- [Tasks to carry out]:
A - In the forum post about drinking habits, what average weekly consumption did the poster calculate?
B - Retype the forum post about drinking habits, starting with "Background: I do" and going on through "certain cancers, etc.".

- [Extract provided]:
━━━━━━━━━━━━━━━━━━━━

Sometimes, like everybody, I go a little over the limit in parties or gatherings with friends, but I usually have 6 beers on Friday night and six on Saturday. I don't drink on Sundays, nor mix different kinds of drinks, and avoid drinking that much if I am not at home. Speaking of which, I stay at home quite a lot during weekends, so I basically drink alone while surfing the web, watching videos and listening to music.

I have recently gone back to the city where I went through college and found out my friends still drink like and Oldsmobile, and I could not keep up. Watching them drink raised the question in my head about I was too drinking in excess, so I checked by average consumption and came to 12/week, and very rarely (once a month) drinking on weekdays.

Am I following a dangerous drinking pattern? What are the odds of my becoming an alcoholic? (a friend once joked I had many of the typical characteristics: drinking alone, without eating much, recovering fast, etc.)

Background: I do have family history of alcoholism. My mother drinks about 3 to 4 beers a day, my father 1 Jack-and-coke a day. My uncles on the mother's side are alcoholics
posted by anonymous to Health & Fitness (48 answers total) 2 users marked this as a favorite
 
I personally wouldn't be able to make a judgment call on whether you're an alcoholic, but I can say that drinking that much is not healthy for your body. 6 beers/night would for most sizes of people be considered binge drinking and that can cause all kinds of issues with your health in the long term. Liver issues, increased risk of certain cancers, etc.

━━━━━━━━━━━━━━━━━━━━

[Stored data entries]
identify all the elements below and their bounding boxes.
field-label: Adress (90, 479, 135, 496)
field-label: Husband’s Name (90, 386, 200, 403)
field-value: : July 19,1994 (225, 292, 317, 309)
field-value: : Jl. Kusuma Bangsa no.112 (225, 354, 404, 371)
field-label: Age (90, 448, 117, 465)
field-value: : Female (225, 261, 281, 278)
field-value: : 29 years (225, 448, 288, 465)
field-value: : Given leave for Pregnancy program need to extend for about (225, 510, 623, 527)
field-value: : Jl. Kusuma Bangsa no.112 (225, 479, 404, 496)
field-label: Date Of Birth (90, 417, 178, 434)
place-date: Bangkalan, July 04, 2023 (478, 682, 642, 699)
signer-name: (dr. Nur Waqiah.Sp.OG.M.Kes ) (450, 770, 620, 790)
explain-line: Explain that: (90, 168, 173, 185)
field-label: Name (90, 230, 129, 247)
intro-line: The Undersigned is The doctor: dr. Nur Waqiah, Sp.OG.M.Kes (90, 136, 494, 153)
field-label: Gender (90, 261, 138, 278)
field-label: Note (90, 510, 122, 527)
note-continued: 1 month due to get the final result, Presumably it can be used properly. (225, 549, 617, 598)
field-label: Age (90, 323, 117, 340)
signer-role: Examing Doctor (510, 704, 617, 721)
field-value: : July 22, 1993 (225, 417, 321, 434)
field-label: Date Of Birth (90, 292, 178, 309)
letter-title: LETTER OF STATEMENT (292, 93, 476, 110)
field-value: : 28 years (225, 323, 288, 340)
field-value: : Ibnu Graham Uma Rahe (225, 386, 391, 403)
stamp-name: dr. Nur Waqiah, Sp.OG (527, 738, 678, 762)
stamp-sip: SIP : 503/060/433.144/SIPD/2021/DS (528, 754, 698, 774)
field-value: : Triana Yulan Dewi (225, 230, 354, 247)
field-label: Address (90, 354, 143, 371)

━━━━━━━━━━━━━━━━━━━━

- [Results for the exercise]:
A - 12 per week.

B -
Background: I do have family history of alcoholism. My mother drinks about 3 to 4 beers a day, my father 1 Jack-and-coke a day. My uncles on the mother's side are alcoholics
posted by anonymous to Health & Fitness (48 answers total) 2 users marked this as a favorite
 
I personally wouldn't be able to make a judgment call on whether you're an alcoholic, but I can say that drinking that much is not healthy for your body. 6 beers/night would for most sizes of people be considered binge drinking and that can cause all kinds of issues with your health in the long term. Liver issues, increased risk of certain cancers, etc.